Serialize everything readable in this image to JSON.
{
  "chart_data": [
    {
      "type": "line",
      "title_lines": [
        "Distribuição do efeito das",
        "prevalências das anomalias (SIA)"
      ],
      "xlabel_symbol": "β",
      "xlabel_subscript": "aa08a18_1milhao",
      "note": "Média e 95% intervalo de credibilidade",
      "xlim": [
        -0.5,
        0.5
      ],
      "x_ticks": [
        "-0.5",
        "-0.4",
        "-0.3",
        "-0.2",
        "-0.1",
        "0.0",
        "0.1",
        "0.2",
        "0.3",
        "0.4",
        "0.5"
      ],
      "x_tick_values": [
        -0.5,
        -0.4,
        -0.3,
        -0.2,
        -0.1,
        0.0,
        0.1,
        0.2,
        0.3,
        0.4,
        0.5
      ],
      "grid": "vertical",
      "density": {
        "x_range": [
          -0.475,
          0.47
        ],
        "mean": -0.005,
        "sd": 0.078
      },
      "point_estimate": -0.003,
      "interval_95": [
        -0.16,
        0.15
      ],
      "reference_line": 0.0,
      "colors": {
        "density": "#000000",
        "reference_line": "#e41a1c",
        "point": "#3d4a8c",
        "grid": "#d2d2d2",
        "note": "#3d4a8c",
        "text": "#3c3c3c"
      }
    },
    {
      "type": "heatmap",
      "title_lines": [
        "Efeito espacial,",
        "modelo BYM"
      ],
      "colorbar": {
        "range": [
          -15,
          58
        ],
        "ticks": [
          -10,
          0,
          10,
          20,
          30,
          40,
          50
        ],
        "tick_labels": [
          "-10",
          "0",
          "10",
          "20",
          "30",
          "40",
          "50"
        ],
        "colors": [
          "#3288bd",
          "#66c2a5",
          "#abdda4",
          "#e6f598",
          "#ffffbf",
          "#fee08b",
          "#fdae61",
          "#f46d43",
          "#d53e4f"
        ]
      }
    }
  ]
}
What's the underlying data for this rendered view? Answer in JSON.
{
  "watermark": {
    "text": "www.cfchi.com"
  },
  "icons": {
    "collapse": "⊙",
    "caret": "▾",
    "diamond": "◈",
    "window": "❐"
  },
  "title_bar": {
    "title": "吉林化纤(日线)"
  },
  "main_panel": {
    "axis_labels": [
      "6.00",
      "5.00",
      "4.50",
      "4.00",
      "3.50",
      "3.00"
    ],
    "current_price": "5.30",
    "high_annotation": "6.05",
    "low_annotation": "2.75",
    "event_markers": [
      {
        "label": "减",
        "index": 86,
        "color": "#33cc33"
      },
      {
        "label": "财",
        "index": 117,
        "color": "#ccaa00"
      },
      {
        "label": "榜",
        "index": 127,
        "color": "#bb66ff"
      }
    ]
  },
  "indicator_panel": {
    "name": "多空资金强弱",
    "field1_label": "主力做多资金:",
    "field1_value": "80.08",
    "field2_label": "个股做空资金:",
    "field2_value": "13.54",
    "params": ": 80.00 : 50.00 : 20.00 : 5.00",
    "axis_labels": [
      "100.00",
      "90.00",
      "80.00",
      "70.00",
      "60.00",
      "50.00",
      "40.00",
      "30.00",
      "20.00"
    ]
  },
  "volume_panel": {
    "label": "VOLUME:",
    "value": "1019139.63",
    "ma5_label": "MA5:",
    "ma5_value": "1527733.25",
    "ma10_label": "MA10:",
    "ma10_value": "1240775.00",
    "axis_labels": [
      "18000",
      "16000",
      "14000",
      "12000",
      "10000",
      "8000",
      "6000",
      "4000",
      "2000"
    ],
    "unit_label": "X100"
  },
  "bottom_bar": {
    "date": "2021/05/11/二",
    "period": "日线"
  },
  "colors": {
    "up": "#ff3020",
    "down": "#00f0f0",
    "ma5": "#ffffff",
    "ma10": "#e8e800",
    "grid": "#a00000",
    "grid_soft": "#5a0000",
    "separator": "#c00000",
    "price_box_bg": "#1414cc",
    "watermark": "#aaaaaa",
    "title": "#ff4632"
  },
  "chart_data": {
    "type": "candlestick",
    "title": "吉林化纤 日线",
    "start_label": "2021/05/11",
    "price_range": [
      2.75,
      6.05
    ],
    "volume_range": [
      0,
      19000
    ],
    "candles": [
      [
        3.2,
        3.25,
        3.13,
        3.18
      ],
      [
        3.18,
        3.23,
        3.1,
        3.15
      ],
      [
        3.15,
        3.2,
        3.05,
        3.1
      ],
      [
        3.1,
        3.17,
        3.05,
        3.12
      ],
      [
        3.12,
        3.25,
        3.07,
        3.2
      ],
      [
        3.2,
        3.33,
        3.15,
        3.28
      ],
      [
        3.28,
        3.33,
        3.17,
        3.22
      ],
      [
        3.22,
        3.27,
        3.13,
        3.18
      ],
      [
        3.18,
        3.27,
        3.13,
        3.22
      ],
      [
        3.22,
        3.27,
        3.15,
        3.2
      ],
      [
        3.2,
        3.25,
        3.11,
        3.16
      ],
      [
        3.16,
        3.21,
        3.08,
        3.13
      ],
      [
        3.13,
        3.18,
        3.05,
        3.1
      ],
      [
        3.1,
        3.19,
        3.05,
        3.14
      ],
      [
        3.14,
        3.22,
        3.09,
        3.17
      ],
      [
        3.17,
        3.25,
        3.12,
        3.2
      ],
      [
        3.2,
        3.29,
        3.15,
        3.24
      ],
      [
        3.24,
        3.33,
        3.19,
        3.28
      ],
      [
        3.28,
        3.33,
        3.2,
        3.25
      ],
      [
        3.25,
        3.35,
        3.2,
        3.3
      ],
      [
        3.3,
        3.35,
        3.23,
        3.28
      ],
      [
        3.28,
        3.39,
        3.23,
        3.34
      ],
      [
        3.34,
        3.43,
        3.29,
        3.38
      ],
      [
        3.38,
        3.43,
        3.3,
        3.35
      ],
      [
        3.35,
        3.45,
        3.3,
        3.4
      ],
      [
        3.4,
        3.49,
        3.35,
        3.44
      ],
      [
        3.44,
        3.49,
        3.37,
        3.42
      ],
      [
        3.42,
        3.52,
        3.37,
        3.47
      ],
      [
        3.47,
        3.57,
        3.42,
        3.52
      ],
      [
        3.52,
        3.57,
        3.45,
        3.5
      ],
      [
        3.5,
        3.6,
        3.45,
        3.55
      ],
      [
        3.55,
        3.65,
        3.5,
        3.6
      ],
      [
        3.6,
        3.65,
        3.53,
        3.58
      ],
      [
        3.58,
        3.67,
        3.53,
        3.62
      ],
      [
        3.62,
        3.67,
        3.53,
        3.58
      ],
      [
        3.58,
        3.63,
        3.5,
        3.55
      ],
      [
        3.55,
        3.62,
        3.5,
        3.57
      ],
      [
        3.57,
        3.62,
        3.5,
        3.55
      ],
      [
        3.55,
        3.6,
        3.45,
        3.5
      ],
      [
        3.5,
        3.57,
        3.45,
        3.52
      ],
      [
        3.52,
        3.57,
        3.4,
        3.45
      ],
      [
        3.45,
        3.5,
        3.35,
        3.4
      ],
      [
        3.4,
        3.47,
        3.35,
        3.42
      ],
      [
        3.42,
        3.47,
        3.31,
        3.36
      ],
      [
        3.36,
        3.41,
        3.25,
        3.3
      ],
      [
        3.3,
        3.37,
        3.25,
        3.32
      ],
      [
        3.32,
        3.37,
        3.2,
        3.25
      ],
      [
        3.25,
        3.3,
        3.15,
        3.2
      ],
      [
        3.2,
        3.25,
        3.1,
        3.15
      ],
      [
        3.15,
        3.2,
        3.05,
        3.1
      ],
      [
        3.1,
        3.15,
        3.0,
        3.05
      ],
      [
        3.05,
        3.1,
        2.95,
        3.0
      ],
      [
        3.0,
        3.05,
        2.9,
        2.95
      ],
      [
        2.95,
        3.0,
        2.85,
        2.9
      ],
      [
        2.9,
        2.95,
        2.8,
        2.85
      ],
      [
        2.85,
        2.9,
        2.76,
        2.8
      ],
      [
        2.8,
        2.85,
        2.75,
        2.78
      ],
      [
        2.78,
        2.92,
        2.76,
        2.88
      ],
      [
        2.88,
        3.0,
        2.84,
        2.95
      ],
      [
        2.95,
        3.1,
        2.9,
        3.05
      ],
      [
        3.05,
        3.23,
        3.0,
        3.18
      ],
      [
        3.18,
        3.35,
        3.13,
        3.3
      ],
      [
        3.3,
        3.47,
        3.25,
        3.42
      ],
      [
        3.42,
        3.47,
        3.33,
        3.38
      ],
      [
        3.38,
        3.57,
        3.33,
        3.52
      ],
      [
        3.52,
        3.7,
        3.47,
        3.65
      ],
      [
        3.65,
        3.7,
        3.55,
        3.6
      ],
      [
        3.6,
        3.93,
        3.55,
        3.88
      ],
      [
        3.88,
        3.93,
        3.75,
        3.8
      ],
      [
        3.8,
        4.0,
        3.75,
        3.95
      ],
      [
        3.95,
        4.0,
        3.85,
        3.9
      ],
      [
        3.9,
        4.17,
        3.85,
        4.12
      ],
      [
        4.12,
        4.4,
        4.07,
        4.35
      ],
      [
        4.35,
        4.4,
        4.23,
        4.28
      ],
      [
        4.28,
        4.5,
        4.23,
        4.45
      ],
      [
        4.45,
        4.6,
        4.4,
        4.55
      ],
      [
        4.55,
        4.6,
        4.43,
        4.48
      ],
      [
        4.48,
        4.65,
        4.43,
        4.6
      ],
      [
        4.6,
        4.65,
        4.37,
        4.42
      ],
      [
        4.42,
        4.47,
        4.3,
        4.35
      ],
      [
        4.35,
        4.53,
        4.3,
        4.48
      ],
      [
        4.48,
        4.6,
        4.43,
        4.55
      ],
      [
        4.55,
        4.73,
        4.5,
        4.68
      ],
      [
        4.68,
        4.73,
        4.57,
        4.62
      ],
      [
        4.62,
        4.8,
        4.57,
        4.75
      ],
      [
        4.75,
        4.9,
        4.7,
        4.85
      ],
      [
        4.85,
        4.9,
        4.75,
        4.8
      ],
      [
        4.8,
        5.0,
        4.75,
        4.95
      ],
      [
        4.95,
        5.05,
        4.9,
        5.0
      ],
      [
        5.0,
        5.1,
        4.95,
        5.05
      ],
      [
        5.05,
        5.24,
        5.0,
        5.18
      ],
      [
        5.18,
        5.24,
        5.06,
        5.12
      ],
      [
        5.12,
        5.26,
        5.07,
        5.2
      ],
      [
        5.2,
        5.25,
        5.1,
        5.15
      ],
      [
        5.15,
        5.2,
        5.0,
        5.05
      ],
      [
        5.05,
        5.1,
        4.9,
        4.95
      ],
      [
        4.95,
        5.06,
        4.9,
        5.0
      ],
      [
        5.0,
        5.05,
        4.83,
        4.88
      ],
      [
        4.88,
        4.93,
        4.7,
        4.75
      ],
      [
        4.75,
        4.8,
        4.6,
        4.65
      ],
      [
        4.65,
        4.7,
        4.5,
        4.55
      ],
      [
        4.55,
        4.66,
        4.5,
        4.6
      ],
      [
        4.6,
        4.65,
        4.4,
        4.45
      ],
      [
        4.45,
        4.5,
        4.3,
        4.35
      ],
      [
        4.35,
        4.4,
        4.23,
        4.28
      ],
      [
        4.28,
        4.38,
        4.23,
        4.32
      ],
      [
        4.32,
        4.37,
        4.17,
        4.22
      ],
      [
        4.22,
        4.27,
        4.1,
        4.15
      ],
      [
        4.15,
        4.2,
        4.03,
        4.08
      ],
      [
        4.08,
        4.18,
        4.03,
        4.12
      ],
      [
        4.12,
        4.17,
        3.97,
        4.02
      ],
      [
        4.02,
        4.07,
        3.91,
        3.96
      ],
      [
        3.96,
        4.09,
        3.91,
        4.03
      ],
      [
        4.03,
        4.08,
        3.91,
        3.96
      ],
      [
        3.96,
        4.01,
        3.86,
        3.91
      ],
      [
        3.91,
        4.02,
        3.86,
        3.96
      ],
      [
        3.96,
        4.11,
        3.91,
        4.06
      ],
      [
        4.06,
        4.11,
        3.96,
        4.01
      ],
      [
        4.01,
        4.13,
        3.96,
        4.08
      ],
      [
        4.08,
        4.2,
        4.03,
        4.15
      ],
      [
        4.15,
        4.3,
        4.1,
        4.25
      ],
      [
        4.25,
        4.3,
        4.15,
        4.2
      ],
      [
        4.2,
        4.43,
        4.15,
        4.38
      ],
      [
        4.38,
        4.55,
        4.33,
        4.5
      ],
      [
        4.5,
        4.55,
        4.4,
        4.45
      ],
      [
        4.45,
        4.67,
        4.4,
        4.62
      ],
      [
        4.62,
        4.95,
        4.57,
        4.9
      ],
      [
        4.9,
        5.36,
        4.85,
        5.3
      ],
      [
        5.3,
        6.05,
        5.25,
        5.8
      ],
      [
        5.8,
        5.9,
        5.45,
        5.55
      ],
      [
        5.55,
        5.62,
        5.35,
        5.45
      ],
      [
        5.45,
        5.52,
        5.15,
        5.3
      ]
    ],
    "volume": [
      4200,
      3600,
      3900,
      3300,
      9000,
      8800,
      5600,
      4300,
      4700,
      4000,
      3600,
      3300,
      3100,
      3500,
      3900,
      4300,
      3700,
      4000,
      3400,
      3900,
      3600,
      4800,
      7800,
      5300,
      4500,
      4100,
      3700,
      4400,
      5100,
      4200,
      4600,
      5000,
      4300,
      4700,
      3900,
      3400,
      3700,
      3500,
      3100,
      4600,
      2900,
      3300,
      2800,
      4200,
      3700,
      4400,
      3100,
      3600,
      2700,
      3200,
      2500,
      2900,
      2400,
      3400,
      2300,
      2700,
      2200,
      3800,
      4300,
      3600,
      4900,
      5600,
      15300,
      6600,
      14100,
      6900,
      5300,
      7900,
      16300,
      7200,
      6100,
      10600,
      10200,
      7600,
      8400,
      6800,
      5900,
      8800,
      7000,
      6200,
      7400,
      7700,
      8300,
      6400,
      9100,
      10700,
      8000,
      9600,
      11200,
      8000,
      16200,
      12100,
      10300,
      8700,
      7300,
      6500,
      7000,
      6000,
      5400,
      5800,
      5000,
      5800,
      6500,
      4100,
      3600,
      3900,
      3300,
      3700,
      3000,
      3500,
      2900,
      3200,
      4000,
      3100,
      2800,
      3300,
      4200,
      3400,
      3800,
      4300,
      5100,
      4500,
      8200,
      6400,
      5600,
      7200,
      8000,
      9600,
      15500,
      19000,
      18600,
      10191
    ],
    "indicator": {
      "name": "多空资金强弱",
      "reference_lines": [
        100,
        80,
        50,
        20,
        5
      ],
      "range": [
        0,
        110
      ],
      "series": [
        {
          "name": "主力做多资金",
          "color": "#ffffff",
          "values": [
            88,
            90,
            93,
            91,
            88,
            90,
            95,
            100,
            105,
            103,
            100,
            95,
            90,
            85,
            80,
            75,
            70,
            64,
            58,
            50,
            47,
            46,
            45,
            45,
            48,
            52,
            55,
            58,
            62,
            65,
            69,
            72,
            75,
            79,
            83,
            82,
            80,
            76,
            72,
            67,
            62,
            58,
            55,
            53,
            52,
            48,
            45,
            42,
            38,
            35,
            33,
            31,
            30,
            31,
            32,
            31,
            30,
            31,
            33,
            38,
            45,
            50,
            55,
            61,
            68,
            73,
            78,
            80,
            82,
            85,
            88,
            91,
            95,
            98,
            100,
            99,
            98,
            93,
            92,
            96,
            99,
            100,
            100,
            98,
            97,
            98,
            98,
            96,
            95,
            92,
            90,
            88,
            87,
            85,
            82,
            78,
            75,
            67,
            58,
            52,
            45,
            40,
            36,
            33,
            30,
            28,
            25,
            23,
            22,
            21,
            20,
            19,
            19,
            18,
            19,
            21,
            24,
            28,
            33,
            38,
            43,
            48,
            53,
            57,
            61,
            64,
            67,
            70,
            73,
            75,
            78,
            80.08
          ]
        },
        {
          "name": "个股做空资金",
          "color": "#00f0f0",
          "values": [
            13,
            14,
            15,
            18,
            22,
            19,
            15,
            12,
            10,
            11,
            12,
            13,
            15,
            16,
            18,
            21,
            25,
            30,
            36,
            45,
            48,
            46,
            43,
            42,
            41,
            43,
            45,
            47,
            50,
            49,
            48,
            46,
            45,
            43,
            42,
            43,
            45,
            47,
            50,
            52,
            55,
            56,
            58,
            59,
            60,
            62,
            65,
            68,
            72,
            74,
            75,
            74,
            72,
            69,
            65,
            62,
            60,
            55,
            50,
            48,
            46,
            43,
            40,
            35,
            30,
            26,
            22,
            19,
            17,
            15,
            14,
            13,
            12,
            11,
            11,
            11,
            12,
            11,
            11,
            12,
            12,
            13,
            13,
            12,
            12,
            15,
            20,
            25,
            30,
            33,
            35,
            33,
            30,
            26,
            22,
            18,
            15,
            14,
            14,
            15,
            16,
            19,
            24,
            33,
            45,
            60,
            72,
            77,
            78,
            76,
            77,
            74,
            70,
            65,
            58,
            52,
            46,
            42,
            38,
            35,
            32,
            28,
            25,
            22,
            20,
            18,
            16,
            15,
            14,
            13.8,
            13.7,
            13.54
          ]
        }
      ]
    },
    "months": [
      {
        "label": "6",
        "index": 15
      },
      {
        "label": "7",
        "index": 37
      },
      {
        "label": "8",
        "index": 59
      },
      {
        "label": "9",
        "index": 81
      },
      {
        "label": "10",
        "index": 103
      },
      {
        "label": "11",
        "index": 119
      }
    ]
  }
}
※
▸ Request
Extract from the material all lines containing the string "note".

▸ Output for this exercise
      "note": "Média e 95% intervalo de credibilidade",
        "note": "#3d4a8c",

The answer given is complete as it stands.